# [Problem to solve]
Count how many lines hold the word "JSON" and give that number as the whole answer.

(Figure contents as structured data)
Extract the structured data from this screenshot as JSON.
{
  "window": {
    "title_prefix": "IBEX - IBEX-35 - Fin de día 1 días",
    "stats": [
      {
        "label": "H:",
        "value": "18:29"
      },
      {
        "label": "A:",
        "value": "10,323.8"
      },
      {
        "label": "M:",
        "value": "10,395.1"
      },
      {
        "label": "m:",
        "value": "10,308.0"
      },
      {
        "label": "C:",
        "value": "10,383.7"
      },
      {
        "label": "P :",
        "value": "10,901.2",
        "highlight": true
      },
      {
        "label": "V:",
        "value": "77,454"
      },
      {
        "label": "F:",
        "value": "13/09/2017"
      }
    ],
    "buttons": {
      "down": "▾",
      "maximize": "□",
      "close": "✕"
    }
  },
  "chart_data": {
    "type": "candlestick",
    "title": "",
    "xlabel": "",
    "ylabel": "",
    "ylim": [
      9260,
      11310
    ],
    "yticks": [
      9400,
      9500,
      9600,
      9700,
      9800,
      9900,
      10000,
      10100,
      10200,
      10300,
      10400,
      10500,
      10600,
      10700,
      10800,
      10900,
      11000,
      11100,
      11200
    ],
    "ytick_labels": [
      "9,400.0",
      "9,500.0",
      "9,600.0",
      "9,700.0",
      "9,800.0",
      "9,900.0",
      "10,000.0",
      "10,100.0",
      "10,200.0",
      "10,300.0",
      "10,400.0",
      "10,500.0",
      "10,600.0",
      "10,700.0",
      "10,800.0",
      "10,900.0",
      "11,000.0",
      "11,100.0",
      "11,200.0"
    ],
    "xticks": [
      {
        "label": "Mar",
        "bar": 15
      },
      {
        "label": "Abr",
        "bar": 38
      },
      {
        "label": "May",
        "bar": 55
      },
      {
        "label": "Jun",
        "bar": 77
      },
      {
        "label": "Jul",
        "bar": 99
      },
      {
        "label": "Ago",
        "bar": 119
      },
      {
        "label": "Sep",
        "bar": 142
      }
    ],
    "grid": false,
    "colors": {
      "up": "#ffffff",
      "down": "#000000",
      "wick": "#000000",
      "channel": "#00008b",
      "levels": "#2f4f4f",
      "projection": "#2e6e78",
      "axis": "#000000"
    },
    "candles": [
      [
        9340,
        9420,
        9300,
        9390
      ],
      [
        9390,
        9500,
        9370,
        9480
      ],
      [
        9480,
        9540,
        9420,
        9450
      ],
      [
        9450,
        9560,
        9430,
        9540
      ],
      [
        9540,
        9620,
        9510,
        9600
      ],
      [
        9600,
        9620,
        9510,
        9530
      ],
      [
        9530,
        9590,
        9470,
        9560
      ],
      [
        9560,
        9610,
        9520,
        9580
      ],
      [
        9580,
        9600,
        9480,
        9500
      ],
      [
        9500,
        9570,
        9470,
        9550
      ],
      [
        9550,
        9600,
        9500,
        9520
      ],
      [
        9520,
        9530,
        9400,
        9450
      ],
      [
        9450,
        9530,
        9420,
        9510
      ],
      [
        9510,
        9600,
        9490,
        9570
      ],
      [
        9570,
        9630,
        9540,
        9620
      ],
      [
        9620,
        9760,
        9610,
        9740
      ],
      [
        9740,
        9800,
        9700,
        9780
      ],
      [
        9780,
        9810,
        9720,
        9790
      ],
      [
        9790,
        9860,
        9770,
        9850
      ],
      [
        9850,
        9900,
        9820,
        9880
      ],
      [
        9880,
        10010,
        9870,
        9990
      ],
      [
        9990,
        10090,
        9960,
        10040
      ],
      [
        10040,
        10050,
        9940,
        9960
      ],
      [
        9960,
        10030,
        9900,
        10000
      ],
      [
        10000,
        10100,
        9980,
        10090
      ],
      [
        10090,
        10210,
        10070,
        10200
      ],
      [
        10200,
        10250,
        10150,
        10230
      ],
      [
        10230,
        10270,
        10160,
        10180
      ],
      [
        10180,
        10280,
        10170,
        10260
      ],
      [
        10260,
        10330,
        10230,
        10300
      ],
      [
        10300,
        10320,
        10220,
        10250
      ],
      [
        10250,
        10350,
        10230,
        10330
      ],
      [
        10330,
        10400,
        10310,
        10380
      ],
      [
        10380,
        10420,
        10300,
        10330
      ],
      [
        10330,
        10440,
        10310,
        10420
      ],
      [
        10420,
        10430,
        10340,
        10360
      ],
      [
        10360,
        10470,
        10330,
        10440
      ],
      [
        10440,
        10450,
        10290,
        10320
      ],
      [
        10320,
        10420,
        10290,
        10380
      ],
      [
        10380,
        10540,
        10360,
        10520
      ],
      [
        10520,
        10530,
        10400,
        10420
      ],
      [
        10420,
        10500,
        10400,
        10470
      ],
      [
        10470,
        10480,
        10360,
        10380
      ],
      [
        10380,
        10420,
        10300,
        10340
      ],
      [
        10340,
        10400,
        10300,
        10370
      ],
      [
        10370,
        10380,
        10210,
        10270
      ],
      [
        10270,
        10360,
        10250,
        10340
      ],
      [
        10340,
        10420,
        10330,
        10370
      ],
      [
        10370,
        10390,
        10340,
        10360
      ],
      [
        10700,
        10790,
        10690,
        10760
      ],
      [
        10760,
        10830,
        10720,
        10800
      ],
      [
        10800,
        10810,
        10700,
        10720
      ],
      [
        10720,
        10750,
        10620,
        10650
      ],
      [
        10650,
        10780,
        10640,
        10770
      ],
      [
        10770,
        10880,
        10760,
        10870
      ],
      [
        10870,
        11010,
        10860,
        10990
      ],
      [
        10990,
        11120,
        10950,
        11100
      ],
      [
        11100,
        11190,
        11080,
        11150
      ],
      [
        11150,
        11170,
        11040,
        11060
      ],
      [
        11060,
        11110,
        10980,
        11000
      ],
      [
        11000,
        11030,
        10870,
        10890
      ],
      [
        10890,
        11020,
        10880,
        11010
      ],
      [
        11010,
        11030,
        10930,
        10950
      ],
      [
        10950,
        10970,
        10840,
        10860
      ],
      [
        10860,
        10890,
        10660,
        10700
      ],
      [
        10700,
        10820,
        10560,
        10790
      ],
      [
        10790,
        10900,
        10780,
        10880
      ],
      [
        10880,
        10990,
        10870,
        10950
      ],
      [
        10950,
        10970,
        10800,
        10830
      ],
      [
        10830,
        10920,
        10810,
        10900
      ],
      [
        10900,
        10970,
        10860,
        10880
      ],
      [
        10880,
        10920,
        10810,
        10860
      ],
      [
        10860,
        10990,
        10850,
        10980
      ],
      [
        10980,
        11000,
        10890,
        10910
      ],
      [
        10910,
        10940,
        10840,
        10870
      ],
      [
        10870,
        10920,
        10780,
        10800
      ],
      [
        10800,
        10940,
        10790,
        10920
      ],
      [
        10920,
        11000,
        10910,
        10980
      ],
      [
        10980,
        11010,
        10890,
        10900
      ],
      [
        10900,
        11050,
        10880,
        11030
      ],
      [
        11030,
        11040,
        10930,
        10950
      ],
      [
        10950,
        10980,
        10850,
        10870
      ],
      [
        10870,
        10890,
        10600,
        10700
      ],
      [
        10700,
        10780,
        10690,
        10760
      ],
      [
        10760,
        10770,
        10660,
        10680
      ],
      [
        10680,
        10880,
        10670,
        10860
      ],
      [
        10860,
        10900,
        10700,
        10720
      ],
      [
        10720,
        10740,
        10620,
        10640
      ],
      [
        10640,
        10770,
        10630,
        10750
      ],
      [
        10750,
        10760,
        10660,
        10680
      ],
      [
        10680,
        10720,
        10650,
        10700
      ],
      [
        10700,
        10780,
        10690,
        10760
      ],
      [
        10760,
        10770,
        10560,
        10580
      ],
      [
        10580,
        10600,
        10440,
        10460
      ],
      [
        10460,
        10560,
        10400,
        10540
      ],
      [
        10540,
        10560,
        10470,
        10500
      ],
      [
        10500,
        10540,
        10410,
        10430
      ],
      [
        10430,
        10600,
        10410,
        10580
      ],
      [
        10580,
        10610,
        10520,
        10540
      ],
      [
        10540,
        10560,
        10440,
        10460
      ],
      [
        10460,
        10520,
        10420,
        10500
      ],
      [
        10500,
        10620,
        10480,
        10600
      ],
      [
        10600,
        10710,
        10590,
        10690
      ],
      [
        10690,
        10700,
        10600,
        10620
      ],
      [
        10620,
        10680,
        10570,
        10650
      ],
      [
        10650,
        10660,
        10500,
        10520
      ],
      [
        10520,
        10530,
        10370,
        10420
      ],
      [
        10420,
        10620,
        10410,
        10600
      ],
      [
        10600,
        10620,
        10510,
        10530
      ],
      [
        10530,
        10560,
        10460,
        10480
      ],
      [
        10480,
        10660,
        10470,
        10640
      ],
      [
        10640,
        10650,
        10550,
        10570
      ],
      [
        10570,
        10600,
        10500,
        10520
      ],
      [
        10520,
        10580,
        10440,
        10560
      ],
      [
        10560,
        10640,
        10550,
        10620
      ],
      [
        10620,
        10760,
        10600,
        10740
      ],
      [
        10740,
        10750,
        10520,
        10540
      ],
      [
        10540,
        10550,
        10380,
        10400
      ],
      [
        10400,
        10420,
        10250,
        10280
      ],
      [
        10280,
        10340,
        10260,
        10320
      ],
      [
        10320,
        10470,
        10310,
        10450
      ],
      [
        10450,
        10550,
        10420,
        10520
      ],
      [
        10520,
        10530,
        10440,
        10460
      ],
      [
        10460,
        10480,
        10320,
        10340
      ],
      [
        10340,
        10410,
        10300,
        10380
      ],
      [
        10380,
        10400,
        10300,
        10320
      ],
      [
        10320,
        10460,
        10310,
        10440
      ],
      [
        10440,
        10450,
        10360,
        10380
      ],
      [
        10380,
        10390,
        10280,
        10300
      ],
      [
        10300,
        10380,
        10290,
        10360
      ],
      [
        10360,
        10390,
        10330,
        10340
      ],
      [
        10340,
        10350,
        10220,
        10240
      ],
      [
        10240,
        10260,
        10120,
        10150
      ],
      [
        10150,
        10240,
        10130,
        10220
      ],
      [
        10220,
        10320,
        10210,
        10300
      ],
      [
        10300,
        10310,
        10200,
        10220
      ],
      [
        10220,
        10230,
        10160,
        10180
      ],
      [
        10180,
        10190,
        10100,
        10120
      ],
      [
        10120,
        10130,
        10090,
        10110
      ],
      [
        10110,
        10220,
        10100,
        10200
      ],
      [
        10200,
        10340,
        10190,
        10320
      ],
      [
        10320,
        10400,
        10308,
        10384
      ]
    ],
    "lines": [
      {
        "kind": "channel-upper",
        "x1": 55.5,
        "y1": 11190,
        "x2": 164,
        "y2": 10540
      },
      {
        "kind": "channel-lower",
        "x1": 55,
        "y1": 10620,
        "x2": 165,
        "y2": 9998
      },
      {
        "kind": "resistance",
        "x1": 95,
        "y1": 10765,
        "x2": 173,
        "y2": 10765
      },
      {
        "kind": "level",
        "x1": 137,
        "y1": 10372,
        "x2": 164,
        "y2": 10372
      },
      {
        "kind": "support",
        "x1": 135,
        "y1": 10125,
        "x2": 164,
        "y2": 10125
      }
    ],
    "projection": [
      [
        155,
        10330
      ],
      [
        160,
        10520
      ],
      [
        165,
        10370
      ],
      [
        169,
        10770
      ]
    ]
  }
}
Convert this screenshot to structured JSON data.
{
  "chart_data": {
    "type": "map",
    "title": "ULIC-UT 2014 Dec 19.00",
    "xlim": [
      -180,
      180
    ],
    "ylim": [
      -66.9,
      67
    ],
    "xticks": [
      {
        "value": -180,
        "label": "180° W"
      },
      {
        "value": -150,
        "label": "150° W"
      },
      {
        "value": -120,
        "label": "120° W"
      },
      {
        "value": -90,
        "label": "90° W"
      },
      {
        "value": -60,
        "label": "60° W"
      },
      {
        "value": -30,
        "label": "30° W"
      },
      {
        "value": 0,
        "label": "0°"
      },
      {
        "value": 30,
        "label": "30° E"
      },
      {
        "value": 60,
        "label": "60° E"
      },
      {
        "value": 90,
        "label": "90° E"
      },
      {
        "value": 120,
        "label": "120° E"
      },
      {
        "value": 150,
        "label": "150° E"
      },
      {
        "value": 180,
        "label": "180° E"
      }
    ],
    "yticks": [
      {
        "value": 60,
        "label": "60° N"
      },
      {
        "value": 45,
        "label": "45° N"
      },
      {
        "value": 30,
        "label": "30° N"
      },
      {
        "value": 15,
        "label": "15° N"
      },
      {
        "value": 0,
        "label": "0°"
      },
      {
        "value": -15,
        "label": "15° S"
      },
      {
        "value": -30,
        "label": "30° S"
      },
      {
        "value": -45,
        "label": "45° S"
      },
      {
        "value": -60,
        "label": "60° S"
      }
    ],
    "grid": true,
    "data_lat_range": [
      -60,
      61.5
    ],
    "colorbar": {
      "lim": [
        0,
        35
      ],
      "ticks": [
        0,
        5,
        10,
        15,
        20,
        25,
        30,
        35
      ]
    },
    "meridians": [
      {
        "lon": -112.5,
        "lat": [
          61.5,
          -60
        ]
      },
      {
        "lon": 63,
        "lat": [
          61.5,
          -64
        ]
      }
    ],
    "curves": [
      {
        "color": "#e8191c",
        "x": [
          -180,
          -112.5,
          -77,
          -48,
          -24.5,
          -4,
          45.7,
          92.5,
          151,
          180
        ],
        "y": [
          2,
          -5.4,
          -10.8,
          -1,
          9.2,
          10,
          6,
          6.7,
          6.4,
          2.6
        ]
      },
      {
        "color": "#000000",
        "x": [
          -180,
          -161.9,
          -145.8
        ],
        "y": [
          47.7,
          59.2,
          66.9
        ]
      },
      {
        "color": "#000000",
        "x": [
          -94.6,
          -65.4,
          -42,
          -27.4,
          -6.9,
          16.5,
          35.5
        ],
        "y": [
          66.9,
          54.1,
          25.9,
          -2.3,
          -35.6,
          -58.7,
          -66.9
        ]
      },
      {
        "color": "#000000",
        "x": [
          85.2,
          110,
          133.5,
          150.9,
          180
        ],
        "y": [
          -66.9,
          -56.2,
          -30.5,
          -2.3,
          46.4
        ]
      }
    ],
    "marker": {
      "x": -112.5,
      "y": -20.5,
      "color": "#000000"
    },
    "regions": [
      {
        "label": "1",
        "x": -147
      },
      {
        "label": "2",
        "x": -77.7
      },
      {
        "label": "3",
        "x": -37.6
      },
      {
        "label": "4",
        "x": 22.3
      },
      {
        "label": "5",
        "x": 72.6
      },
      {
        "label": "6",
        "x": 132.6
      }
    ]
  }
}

# [Result of this task]
2